• _EXERCISE OBJECTIVE_
Reproduce all of the data word for word.
________________________________________
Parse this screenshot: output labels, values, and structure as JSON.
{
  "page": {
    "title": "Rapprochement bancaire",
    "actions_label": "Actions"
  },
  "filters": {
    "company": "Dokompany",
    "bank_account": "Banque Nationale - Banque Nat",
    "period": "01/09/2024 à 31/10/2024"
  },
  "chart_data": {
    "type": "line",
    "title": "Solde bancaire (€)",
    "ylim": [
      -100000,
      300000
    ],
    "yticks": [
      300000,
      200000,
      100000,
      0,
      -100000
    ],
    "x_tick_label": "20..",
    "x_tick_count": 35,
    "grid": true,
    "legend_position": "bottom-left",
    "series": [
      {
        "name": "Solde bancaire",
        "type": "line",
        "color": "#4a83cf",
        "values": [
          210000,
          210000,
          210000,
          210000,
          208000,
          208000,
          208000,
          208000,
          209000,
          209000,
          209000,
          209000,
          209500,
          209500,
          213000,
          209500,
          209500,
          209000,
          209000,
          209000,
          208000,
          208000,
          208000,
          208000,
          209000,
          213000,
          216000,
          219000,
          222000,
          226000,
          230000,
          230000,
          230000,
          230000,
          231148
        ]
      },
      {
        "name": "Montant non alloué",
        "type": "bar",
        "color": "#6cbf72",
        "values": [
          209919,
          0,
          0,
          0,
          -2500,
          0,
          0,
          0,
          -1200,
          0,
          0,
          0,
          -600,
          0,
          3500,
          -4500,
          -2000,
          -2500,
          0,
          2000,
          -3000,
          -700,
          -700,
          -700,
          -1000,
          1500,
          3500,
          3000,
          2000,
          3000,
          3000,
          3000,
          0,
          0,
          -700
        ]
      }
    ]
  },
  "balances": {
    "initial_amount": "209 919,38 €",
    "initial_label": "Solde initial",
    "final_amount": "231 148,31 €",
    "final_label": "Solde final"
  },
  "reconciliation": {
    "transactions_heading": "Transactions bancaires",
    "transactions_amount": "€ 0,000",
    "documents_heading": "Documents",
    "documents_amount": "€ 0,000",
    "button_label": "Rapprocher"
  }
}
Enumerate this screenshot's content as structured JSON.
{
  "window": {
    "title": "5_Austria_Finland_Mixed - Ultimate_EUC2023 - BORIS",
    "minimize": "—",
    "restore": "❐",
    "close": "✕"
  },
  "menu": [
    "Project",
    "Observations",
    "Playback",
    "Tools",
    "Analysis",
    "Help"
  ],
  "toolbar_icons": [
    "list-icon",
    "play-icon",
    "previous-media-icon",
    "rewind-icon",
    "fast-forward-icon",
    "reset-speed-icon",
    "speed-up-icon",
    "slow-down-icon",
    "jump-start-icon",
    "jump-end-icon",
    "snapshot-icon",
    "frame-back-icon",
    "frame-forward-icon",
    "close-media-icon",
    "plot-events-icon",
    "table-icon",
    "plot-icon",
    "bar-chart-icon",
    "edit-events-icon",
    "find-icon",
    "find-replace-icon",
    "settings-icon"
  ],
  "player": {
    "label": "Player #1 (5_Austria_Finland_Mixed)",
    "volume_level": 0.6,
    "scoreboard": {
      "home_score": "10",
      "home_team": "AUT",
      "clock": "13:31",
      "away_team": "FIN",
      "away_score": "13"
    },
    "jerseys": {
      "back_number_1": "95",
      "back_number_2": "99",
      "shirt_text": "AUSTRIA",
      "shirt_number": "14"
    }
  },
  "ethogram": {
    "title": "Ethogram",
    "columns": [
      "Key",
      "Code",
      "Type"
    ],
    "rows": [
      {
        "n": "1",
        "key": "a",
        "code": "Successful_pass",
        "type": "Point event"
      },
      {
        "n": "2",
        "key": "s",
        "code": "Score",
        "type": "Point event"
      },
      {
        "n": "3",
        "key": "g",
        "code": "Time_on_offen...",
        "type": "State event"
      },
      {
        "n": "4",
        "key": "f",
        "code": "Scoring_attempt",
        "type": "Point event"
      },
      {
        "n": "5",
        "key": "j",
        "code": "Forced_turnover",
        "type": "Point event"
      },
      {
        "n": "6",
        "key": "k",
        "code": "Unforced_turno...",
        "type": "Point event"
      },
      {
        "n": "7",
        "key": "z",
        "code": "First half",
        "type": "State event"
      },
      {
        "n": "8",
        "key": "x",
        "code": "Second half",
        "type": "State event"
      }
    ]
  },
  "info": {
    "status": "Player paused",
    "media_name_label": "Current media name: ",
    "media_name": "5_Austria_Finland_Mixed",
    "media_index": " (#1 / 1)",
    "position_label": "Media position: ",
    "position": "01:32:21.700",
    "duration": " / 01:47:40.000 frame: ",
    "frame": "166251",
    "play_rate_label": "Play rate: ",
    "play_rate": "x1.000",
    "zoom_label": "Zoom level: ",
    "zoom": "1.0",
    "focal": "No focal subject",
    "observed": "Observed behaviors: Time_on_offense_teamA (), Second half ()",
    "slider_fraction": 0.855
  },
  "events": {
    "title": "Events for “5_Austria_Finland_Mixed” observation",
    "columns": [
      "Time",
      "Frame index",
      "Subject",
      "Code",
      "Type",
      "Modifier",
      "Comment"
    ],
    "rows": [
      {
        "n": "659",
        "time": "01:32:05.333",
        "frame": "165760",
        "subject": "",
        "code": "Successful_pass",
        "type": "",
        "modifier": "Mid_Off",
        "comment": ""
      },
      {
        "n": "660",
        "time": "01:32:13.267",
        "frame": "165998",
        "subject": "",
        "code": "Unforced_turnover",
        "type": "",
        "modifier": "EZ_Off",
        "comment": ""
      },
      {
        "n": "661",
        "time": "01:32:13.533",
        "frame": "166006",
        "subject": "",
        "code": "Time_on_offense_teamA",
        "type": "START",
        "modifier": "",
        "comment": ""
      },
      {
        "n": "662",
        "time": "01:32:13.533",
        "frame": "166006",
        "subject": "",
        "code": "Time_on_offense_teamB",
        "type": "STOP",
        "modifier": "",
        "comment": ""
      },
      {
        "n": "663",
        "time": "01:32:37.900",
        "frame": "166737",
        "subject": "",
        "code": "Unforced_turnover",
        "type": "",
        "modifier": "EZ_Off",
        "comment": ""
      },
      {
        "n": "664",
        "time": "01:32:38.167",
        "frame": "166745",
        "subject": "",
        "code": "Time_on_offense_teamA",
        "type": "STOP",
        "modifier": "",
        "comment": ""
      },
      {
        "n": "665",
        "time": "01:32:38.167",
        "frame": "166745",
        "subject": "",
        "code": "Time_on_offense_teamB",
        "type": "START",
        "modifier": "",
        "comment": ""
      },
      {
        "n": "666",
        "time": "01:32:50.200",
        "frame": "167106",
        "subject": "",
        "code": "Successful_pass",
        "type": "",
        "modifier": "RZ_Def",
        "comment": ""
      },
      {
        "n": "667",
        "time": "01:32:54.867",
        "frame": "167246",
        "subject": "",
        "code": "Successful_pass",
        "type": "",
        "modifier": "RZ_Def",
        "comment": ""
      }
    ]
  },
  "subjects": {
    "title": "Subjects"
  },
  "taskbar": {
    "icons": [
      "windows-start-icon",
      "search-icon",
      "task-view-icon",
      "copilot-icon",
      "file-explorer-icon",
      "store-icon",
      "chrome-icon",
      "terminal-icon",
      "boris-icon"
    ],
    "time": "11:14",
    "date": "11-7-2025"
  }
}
________________________________________
• _THE ANSWER_
Parse this screenshot: output labels, values, and structure as JSON.
{
  "page": {
    "title": "Rapprochement bancaire",
    "actions_label": "Actions"
  },
  "filters": {
    "company": "Dokompany",
    "bank_account": "Banque Nationale - Banque Nat",
    "period": "01/09/2024 à 31/10/2024"
  },
  "chart_data": {
    "type": "line",
    "title": "Solde bancaire (€)",
    "ylim": [
      -100000,
      300000
    ],
    "yticks": [
      300000,
      200000,
      100000,
      0,
      -100000
    ],
    "x_tick_label": "20..",
    "x_tick_count": 35,
    "grid": true,
    "legend_position": "bottom-left",
    "series": [
      {
        "name": "Solde bancaire",
        "type": "line",
        "color": "#4a83cf",
        "values": [
          210000,
          210000,
          210000,
          210000,
          208000,
          208000,
          208000,
          208000,
          209000,
          209000,
          209000,
          209000,
          209500,
          209500,
          213000,
          209500,
          209500,
          209000,
          209000,
          209000,
          208000,
          208000,
          208000,
          208000,
          209000,
          213000,
          216000,
          219000,
          222000,
          226000,
          230000,
          230000,
          230000,
          230000,
          231148
        ]
      },
      {
        "name": "Montant non alloué",
        "type": "bar",
        "color": "#6cbf72",
        "values": [
          209919,
          0,
          0,
          0,
          -2500,
          0,
          0,
          0,
          -1200,
          0,
          0,
          0,
          -600,
          0,
          3500,
          -4500,
          -2000,
          -2500,
          0,
          2000,
          -3000,
          -700,
          -700,
          -700,
          -1000,
          1500,
          3500,
          3000,
          2000,
          3000,
          3000,
          3000,
          0,
          0,
          -700
        ]
      }
    ]
  },
  "balances": {
    "initial_amount": "209 919,38 €",
    "initial_label": "Solde initial",
    "final_amount": "231 148,31 €",
    "final_label": "Solde final"
  },
  "reconciliation": {
    "transactions_heading": "Transactions bancaires",
    "transactions_amount": "€ 0,000",
    "documents_heading": "Documents",
    "documents_amount": "€ 0,000",
    "button_label": "Rapprocher"
  }
}
Enumerate this screenshot's content as structured JSON.
{
  "window": {
    "title": "5_Austria_Finland_Mixed - Ultimate_EUC2023 - BORIS",
    "minimize": "—",
    "restore": "❐",
    "close": "✕"
  },
  "menu": [
    "Project",
    "Observations",
    "Playback",
    "Tools",
    "Analysis",
    "Help"
  ],
  "toolbar_icons": [
    "list-icon",
    "play-icon",
    "previous-media-icon",
    "rewind-icon",
    "fast-forward-icon",
    "reset-speed-icon",
    "speed-up-icon",
    "slow-down-icon",
    "jump-start-icon",
    "jump-end-icon",
    "snapshot-icon",
    "frame-back-icon",
    "frame-forward-icon",
    "close-media-icon",
    "plot-events-icon",
    "table-icon",
    "plot-icon",
    "bar-chart-icon",
    "edit-events-icon",
    "find-icon",
    "find-replace-icon",
    "settings-icon"
  ],
  "player": {
    "label": "Player #1 (5_Austria_Finland_Mixed)",
    "volume_level": 0.6,
    "scoreboard": {
      "home_score": "10",
      "home_team": "AUT",
      "clock": "13:31",
      "away_team": "FIN",
      "away_score": "13"
    },
    "jerseys": {
      "back_number_1": "95",
      "back_number_2": "99",
      "shirt_text": "AUSTRIA",
      "shirt_number": "14"
    }
  },
  "ethogram": {
    "title": "Ethogram",
    "columns": [
      "Key",
      "Code",
      "Type"
    ],
    "rows": [
      {
        "n": "1",
        "key": "a",
        "code": "Successful_pass",
        "type": "Point event"
      },
      {
        "n": "2",
        "key": "s",
        "code": "Score",
        "type": "Point event"
      },
      {
        "n": "3",
        "key": "g",
        "code": "Time_on_offen...",
        "type": "State event"
      },
      {
        "n": "4",
        "key": "f",
        "code": "Scoring_attempt",
        "type": "Point event"
      },
      {
        "n": "5",
        "key": "j",
        "code": "Forced_turnover",
        "type": "Point event"
      },
      {
        "n": "6",
        "key": "k",
        "code": "Unforced_turno...",
        "type": "Point event"
      },
      {
        "n": "7",
        "key": "z",
        "code": "First half",
        "type": "State event"
      },
      {
        "n": "8",
        "key": "x",
        "code": "Second half",
        "type": "State event"
      }
    ]
  },
  "info": {
    "status": "Player paused",
    "media_name_label": "Current media name: ",
    "media_name": "5_Austria_Finland_Mixed",
    "media_index": " (#1 / 1)",
    "position_label": "Media position: ",
    "position": "01:32:21.700",
    "duration": " / 01:47:40.000 frame: ",
    "frame": "166251",
    "play_rate_label": "Play rate: ",
    "play_rate": "x1.000",
    "zoom_label": "Zoom level: ",
    "zoom": "1.0",
    "focal": "No focal subject",
    "observed": "Observed behaviors: Time_on_offense_teamA (), Second half ()",
    "slider_fraction": 0.855
  },
  "events": {
    "title": "Events for “5_Austria_Finland_Mixed” observation",
    "columns": [
      "Time",
      "Frame index",
      "Subject",
      "Code",
      "Type",
      "Modifier",
      "Comment"
    ],
    "rows": [
      {
        "n": "659",
        "time": "01:32:05.333",
        "frame": "165760",
        "subject": "",
        "code": "Successful_pass",
        "type": "",
        "modifier": "Mid_Off",
        "comment": ""
      },
      {
        "n": "660",
        "time": "01:32:13.267",
        "frame": "165998",
        "subject": "",
        "code": "Unforced_turnover",
        "type": "",
        "modifier": "EZ_Off",
        "comment": ""
      },
      {
        "n": "661",
        "time": "01:32:13.533",
        "frame": "166006",
        "subject": "",
        "code": "Time_on_offense_teamA",
        "type": "START",
        "modifier": "",
        "comment": ""
      },
      {
        "n": "662",
        "time": "01:32:13.533",
        "frame": "166006",
        "subject": "",
        "code": "Time_on_offense_teamB",
        "type": "STOP",
        "modifier": "",
        "comment": ""
      },
      {
        "n": "663",
        "time": "01:32:37.900",
        "frame": "166737",
        "subject": "",
        "code": "Unforced_turnover",
        "type": "",
        "modifier": "EZ_Off",
        "comment": ""
      },
      {
        "n": "664",
        "time": "01:32:38.167",
        "frame": "166745",
        "subject": "",
        "code": "Time_on_offense_teamA",
        "type": "STOP",
        "modifier": "",
        "comment": ""
      },
      {
        "n": "665",
        "time": "01:32:38.167",
        "frame": "166745",
        "subject": "",
        "code": "Time_on_offense_teamB",
        "type": "START",
        "modifier": "",
        "comment": ""
      },
      {
        "n": "666",
        "time": "01:32:50.200",
        "frame": "167106",
        "subject": "",
        "code": "Successful_pass",
        "type": "",
        "modifier": "RZ_Def",
        "comment": ""
      },
      {
        "n": "667",
        "time": "01:32:54.867",
        "frame": "167246",
        "subject": "",
        "code": "Successful_pass",
        "type": "",
        "modifier": "RZ_Def",
        "comment": ""
      }
    ]
  },
  "subjects": {
    "title": "Subjects"
  },
  "taskbar": {
    "icons": [
      "windows-start-icon",
      "search-icon",
      "task-view-icon",
      "copilot-icon",
      "file-explorer-icon",
      "store-icon",
      "chrome-icon",
      "terminal-icon",
      "boris-icon"
    ],
    "time": "11:14",
    "date": "11-7-2025"
  }
}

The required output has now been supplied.